START Data excerpts

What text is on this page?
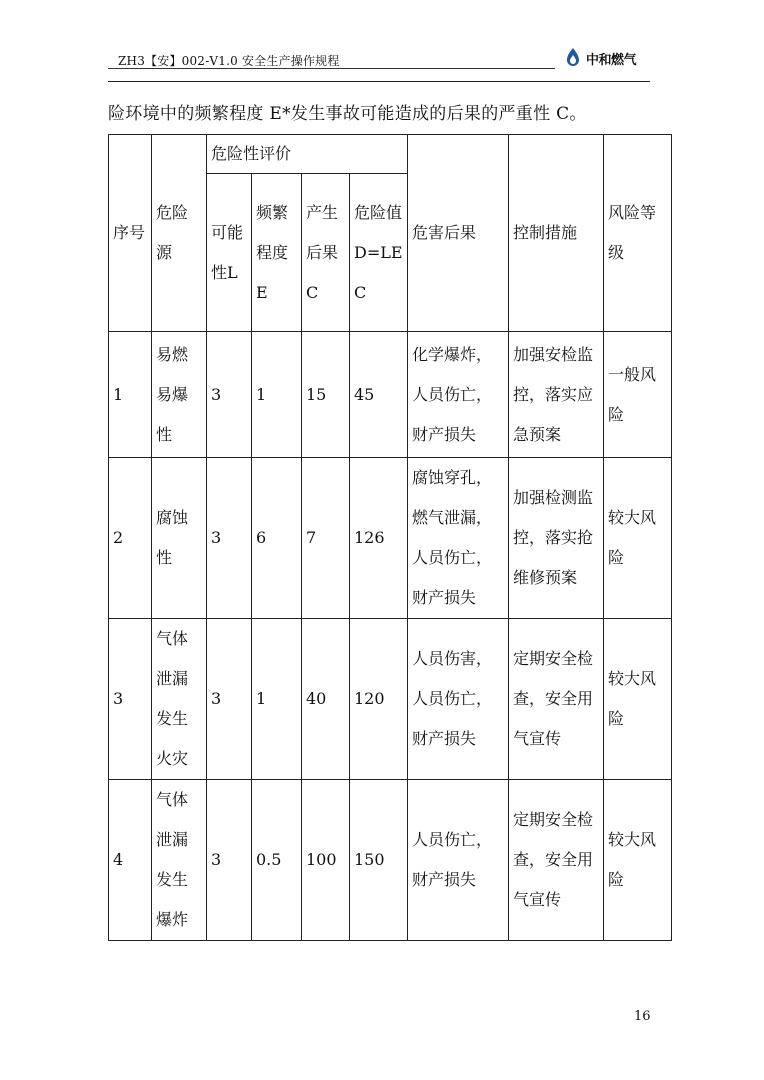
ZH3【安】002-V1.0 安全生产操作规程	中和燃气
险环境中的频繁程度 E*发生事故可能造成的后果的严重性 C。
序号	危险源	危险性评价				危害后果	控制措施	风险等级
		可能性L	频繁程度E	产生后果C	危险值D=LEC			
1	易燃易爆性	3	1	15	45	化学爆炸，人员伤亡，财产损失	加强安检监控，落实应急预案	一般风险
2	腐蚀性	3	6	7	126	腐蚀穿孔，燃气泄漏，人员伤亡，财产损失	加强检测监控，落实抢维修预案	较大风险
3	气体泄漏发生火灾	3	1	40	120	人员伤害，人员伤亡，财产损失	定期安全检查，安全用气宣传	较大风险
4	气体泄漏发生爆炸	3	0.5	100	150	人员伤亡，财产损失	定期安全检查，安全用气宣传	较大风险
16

END Data excerpts
START Data excerpts

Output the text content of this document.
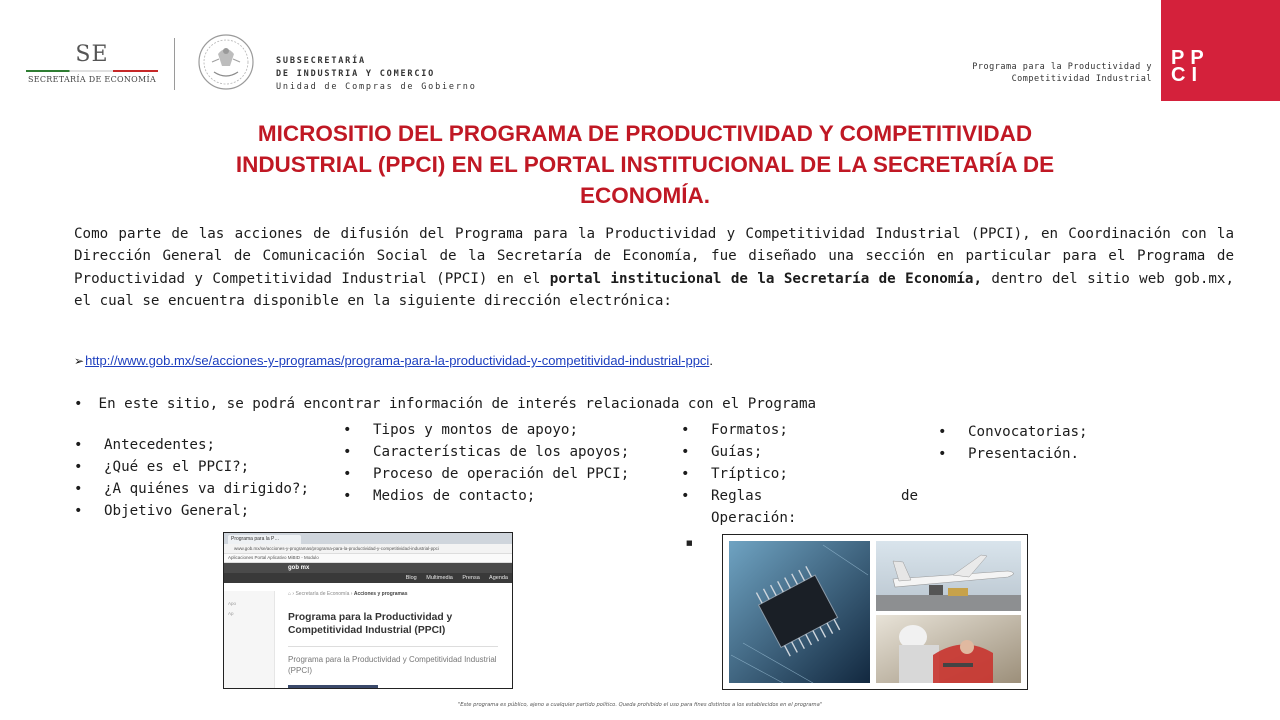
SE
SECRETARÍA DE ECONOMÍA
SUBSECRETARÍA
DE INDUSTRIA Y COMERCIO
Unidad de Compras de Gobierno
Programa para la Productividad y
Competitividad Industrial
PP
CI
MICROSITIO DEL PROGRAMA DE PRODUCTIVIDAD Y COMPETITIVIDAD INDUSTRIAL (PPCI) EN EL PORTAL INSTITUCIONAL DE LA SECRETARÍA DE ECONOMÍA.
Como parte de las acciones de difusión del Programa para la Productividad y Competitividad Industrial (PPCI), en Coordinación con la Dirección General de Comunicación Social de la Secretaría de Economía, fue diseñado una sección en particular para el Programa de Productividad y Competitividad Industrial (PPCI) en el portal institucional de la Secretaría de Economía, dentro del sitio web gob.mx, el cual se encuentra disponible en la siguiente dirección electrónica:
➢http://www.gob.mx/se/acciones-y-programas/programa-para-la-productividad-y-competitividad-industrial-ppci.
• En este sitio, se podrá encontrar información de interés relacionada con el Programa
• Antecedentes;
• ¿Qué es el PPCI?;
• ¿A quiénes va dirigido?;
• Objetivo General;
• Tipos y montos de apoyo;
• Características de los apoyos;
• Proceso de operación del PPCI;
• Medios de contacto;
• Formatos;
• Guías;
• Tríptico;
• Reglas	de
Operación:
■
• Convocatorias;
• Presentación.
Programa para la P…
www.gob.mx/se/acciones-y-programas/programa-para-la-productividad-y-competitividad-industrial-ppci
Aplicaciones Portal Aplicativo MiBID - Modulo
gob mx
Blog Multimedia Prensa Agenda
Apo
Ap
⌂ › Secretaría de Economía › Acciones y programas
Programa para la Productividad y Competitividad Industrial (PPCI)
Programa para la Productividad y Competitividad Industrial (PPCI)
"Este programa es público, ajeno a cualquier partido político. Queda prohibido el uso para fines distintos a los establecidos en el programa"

END Data excerpts

» Task goal: Return each line that includes "para".

» Correct response:
Programa para la Productividad y
Como parte de las acciones de difusión del Programa para la Productividad y Competitividad Industrial (PPCI), en Coordinación con la Dirección General de Comunicación Social de la Secretaría de Economía, fue diseñado una sección en particular para el Programa de Productividad y Competitividad Industrial (PPCI) en el portal institucional de la Secretaría de Economía, dentro del sitio web gob.mx, el cual se encuentra disponible en la siguiente dirección electrónica:
➢http://www.gob.mx/se/acciones-y-programas/programa-para-la-productividad-y-competitividad-industrial-ppci.
Programa para la P…
www.gob.mx/se/acciones-y-programas/programa-para-la-productividad-y-competitividad-industrial-ppci
Programa para la Productividad y Competitividad Industrial (PPCI)
Programa para la Productividad y Competitividad Industrial (PPCI)
"Este programa es público, ajeno a cualquier partido político. Queda prohibido el uso para fines distintos a los establecidos en el programa"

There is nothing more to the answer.